Requirements: Leave out the pictures and copy the remaining records exactly.

Extracted data:
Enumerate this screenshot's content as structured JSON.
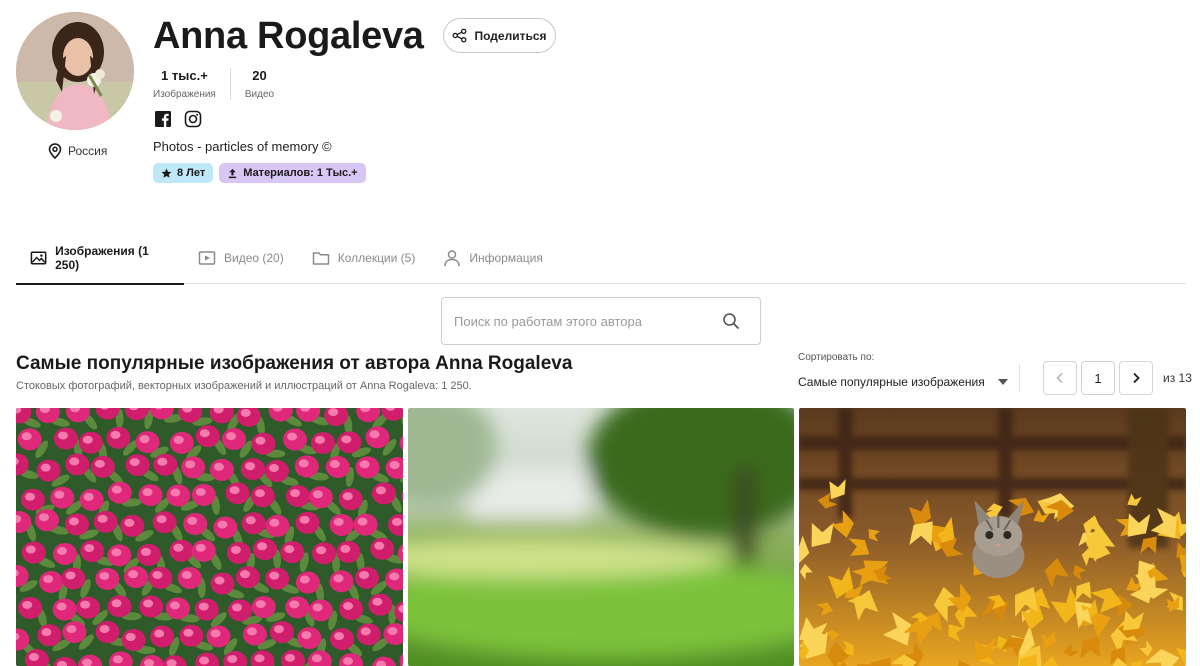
{
  "profile": {
    "name": "Anna Rogaleva",
    "location": "Россия",
    "share_label": "Поделиться",
    "stats": [
      {
        "value": "1 тыс.+",
        "label": "Изображения"
      },
      {
        "value": "20",
        "label": "Видео"
      }
    ],
    "bio": "Photos - particles of memory ©",
    "badges": {
      "years": "8 Лет",
      "uploads": "Материалов: 1 Тыс.+"
    },
    "socials": [
      "facebook-icon",
      "instagram-icon"
    ]
  },
  "tabs": [
    {
      "label": "Изображения (1 250)",
      "icon": "image-icon",
      "active": true
    },
    {
      "label": "Видео (20)",
      "icon": "video-icon",
      "active": false
    },
    {
      "label": "Коллекции (5)",
      "icon": "folder-icon",
      "active": false
    },
    {
      "label": "Информация",
      "icon": "user-icon",
      "active": false
    }
  ],
  "search": {
    "placeholder": "Поиск по работам этого автора"
  },
  "section": {
    "title": "Самые популярные изображения от автора Anna Rogaleva",
    "subtitle": "Стоковых фотографий, векторных изображений и иллюстраций от Anna Rogaleva: 1 250."
  },
  "sort": {
    "label": "Сортировать по:",
    "selected": "Самые популярные изображения"
  },
  "pagination": {
    "current": "1",
    "of_label": "из 13"
  },
  "gallery": [
    {
      "subject": "pink-tulips"
    },
    {
      "subject": "blurred-park"
    },
    {
      "subject": "kitten-in-autumn-leaves"
    }
  ],
  "colors": {
    "badge_years_bg": "#bfe7f7",
    "badge_uploads_bg": "#d8c6f5",
    "active_tab": "#1a1a1a",
    "muted_text": "#8a8a8a"
  }
}
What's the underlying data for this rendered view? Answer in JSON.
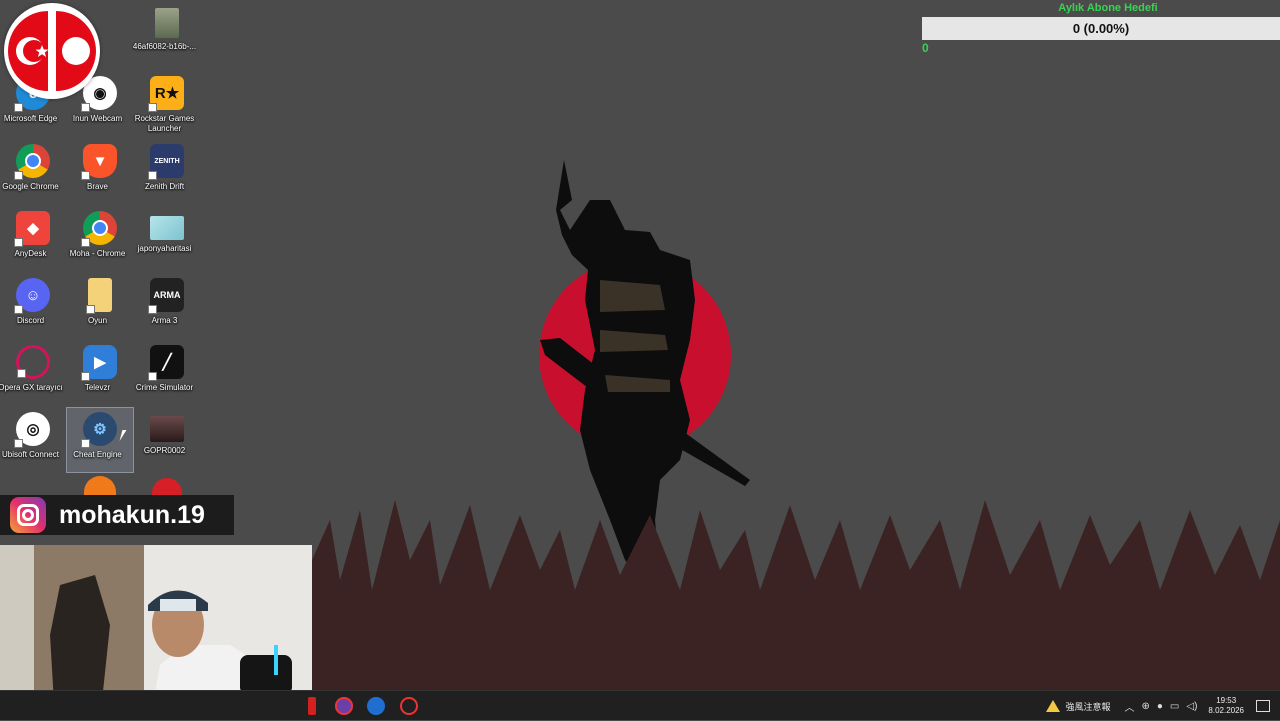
{
  "desktop": {
    "icons": [
      {
        "label": "Microsoft Edge",
        "glyph": "edge-icon",
        "color": "#1f8ad6"
      },
      {
        "label": "Google Chrome",
        "glyph": "chrome-icon",
        "color": "#db4437"
      },
      {
        "label": "AnyDesk",
        "glyph": "anydesk-icon",
        "color": "#ef443b"
      },
      {
        "label": "Discord",
        "glyph": "discord-icon",
        "color": "#5865f2"
      },
      {
        "label": "Opera GX tarayıcı",
        "glyph": "opera-gx-icon",
        "color": "#d2145a"
      },
      {
        "label": "Ubisoft Connect",
        "glyph": "ubisoft-icon",
        "color": "#ffffff"
      },
      {
        "label": "Inun Webcam",
        "glyph": "webcam-icon",
        "color": "#1a1a1a"
      },
      {
        "label": "Brave",
        "glyph": "brave-icon",
        "color": "#fb542b"
      },
      {
        "label": "Moha - Chrome",
        "glyph": "chrome-profile-icon",
        "color": "#db4437"
      },
      {
        "label": "Oyun",
        "glyph": "folder-icon",
        "color": "#f3d27a"
      },
      {
        "label": "Televzr",
        "glyph": "televzr-icon",
        "color": "#2f7fd8"
      },
      {
        "label": "Cheat Engine",
        "glyph": "cheat-engine-icon",
        "color": "#3a8ad0"
      },
      {
        "label": "46af6082-b16b-...",
        "glyph": "image-file-icon",
        "color": "#7a8a6a"
      },
      {
        "label": "Rockstar Games Launcher",
        "glyph": "rockstar-icon",
        "color": "#fcaf17"
      },
      {
        "label": "Zenith Drift",
        "glyph": "zenith-drift-icon",
        "color": "#2b3b6b"
      },
      {
        "label": "japonyaharitasi",
        "glyph": "map-image-icon",
        "color": "#8fd0d8"
      },
      {
        "label": "Arma 3",
        "glyph": "arma3-icon",
        "color": "#222222"
      },
      {
        "label": "Crime Simulator",
        "glyph": "crime-simulator-icon",
        "color": "#111111"
      },
      {
        "label": "GOPR0002",
        "glyph": "video-file-icon",
        "color": "#5a3a3a"
      }
    ]
  },
  "subscriber_goal": {
    "title": "Aylık Abone Hedefi",
    "progress_text": "0 (0.00%)",
    "progress": 0,
    "count": "0"
  },
  "instagram": {
    "handle": "mohakun.19"
  },
  "tray": {
    "weather_text": "強風注意報",
    "time": "19:53",
    "date": "8.02.2026"
  },
  "colors": {
    "wallpaper_bg": "#4b4b4b",
    "sun": "#c8102e",
    "grass": "#3a2020",
    "goal_green": "#39d353"
  }
}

Correct output:
Enumerate this screenshot's content as structured JSON.
{
  "profile": {
    "name": "Anna Rogaleva",
    "location": "Россия",
    "share_label": "Поделиться",
    "stats": [
      {
        "value": "1 тыс.+",
        "label": "Изображения"
      },
      {
        "value": "20",
        "label": "Видео"
      }
    ],
    "bio": "Photos - particles of memory ©",
    "badges": {
      "years": "8 Лет",
      "uploads": "Материалов: 1 Тыс.+"
    },
    "socials": [
      "facebook-icon",
      "instagram-icon"
    ]
  },
  "tabs": [
    {
      "label": "Изображения (1 250)",
      "icon": "image-icon",
      "active": true
    },
    {
      "label": "Видео (20)",
      "icon": "video-icon",
      "active": false
    },
    {
      "label": "Коллекции (5)",
      "icon": "folder-icon",
      "active": false
    },
    {
      "label": "Информация",
      "icon": "user-icon",
      "active": false
    }
  ],
  "search": {
    "placeholder": "Поиск по работам этого автора"
  },
  "section": {
    "title": "Самые популярные изображения от автора Anna Rogaleva",
    "subtitle": "Стоковых фотографий, векторных изображений и иллюстраций от Anna Rogaleva: 1 250."
  },
  "sort": {
    "label": "Сортировать по:",
    "selected": "Самые популярные изображения"
  },
  "pagination": {
    "current": "1",
    "of_label": "из 13"
  },
  "gallery": [
    {
      "subject": "pink-tulips"
    },
    {
      "subject": "blurred-park"
    },
    {
      "subject": "kitten-in-autumn-leaves"
    }
  ],
  "colors": {
    "badge_years_bg": "#bfe7f7",
    "badge_uploads_bg": "#d8c6f5",
    "active_tab": "#1a1a1a",
    "muted_text": "#8a8a8a"
  }
}
What's the underlying data for this rendered view? Answer in JSON.
{
  "desktop": {
    "icons": [
      {
        "label": "Microsoft Edge",
        "glyph": "edge-icon",
        "color": "#1f8ad6"
      },
      {
        "label": "Google Chrome",
        "glyph": "chrome-icon",
        "color": "#db4437"
      },
      {
        "label": "AnyDesk",
        "glyph": "anydesk-icon",
        "color": "#ef443b"
      },
      {
        "label": "Discord",
        "glyph": "discord-icon",
        "color": "#5865f2"
      },
      {
        "label": "Opera GX tarayıcı",
        "glyph": "opera-gx-icon",
        "color": "#d2145a"
      },
      {
        "label": "Ubisoft Connect",
        "glyph": "ubisoft-icon",
        "color": "#ffffff"
      },
      {
        "label": "Inun Webcam",
        "glyph": "webcam-icon",
        "color": "#1a1a1a"
      },
      {
        "label": "Brave",
        "glyph": "brave-icon",
        "color": "#fb542b"
      },
      {
        "label": "Moha - Chrome",
        "glyph": "chrome-profile-icon",
        "color": "#db4437"
      },
      {
        "label": "Oyun",
        "glyph": "folder-icon",
        "color": "#f3d27a"
      },
      {
        "label": "Televzr",
        "glyph": "televzr-icon",
        "color": "#2f7fd8"
      },
      {
        "label": "Cheat Engine",
        "glyph": "cheat-engine-icon",
        "color": "#3a8ad0"
      },
      {
        "label": "46af6082-b16b-...",
        "glyph": "image-file-icon",
        "color": "#7a8a6a"
      },
      {
        "label": "Rockstar Games Launcher",
        "glyph": "rockstar-icon",
        "color": "#fcaf17"
      },
      {
        "label": "Zenith Drift",
        "glyph": "zenith-drift-icon",
        "color": "#2b3b6b"
      },
      {
        "label": "japonyaharitasi",
        "glyph": "map-image-icon",
        "color": "#8fd0d8"
      },
      {
        "label": "Arma 3",
        "glyph": "arma3-icon",
        "color": "#222222"
      },
      {
        "label": "Crime Simulator",
        "glyph": "crime-simulator-icon",
        "color": "#111111"
      },
      {
        "label": "GOPR0002",
        "glyph": "video-file-icon",
        "color": "#5a3a3a"
      }
    ]
  },
  "subscriber_goal": {
    "title": "Aylık Abone Hedefi",
    "progress_text": "0 (0.00%)",
    "progress": 0,
    "count": "0"
  },
  "instagram": {
    "handle": "mohakun.19"
  },
  "tray": {
    "weather_text": "強風注意報",
    "time": "19:53",
    "date": "8.02.2026"
  },
  "colors": {
    "wallpaper_bg": "#4b4b4b",
    "sun": "#c8102e",
    "grass": "#3a2020",
    "goal_green": "#39d353"
  }
}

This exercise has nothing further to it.